■ **To do**
Copy out, from the entries below, each line holding the string "bottom".

■ **Dataset entries**

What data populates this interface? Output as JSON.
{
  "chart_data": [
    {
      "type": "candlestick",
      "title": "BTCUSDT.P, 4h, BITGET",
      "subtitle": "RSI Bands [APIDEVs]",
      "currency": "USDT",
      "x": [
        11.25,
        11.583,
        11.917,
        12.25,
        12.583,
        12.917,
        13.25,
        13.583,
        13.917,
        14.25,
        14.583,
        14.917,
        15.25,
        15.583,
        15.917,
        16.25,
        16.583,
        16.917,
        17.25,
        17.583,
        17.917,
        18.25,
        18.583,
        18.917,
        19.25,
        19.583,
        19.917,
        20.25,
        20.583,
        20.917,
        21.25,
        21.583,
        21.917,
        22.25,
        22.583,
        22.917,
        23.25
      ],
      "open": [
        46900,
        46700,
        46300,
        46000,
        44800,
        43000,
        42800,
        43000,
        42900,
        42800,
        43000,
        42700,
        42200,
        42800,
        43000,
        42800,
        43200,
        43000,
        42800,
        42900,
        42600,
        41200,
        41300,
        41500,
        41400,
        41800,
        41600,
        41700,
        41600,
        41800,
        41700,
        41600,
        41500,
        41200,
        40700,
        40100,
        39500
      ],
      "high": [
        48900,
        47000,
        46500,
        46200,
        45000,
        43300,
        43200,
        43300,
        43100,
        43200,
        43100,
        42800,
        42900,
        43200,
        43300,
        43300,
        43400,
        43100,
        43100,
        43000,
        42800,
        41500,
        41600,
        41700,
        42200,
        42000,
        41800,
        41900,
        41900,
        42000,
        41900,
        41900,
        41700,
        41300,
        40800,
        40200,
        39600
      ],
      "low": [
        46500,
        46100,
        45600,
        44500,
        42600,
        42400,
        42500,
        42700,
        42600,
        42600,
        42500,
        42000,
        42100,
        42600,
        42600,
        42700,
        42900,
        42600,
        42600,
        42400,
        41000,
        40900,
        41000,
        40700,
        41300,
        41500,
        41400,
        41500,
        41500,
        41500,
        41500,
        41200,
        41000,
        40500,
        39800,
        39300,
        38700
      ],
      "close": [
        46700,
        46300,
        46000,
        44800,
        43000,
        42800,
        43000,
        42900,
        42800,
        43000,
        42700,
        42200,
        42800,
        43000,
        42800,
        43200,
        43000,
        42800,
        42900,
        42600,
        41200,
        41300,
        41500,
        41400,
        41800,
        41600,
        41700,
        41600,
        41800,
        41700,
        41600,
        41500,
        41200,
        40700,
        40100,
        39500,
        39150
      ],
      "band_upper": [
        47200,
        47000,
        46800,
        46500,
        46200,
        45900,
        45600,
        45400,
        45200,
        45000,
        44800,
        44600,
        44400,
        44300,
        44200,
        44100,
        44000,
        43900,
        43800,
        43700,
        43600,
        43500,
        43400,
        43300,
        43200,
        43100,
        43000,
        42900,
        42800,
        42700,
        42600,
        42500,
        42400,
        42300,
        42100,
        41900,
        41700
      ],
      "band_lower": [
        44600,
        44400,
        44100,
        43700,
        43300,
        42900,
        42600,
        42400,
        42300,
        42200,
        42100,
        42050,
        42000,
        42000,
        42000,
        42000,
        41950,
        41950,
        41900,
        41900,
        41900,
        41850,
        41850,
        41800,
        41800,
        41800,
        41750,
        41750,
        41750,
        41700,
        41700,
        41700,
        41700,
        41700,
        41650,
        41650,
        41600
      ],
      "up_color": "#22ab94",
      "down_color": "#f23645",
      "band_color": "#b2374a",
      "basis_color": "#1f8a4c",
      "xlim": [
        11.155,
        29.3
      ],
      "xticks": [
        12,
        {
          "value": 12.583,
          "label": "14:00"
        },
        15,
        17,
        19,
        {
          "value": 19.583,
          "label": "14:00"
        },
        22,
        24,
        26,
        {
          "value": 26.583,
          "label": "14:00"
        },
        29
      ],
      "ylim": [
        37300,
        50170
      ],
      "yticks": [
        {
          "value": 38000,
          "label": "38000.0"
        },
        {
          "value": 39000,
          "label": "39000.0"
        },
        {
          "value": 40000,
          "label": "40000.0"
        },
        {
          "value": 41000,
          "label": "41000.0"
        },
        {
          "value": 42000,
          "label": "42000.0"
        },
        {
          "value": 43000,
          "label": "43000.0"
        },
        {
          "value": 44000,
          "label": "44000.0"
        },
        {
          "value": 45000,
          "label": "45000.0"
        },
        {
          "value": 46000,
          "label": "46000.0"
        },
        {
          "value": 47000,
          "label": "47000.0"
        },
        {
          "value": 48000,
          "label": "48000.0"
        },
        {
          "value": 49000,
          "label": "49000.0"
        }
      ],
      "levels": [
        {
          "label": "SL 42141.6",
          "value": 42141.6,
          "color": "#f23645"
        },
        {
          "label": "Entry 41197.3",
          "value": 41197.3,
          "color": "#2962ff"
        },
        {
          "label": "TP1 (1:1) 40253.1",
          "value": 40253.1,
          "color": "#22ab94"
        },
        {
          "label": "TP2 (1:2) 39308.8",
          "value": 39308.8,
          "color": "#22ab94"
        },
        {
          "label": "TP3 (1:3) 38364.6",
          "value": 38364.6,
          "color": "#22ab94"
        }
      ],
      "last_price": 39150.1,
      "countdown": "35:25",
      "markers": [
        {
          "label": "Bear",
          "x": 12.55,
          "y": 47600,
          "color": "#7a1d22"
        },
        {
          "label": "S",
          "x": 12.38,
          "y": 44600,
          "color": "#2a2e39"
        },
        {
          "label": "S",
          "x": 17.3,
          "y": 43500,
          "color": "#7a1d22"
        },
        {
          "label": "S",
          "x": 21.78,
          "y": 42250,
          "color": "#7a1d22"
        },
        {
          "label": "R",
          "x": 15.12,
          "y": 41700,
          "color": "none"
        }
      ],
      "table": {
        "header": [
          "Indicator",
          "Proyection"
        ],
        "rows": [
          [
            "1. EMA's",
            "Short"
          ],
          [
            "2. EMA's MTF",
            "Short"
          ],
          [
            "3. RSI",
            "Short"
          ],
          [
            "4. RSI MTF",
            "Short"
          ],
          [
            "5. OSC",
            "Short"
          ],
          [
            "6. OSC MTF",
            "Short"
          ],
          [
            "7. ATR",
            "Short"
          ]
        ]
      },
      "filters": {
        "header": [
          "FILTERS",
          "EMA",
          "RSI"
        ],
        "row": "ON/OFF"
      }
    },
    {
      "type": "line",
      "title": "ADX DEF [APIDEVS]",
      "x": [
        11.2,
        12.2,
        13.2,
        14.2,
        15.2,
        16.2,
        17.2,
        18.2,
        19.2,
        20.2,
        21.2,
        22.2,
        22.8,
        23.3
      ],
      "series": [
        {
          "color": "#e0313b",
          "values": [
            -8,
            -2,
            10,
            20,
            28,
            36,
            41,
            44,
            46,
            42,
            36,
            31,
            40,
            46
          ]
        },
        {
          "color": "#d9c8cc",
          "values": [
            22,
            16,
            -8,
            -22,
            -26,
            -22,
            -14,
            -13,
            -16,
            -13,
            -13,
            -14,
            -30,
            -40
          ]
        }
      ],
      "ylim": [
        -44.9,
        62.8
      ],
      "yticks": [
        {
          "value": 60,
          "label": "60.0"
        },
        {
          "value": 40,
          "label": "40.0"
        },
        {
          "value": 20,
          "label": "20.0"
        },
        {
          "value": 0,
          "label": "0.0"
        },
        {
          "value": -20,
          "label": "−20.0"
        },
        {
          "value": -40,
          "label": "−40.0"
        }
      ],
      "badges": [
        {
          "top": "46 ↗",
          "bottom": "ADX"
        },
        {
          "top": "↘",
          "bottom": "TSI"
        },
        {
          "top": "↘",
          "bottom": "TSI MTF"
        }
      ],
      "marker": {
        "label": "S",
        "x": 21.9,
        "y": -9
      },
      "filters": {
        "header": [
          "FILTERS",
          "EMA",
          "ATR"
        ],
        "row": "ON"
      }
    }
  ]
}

■ **Response**
          "bottom": "ADX"
          "bottom": "TSI"
          "bottom": "TSI MTF"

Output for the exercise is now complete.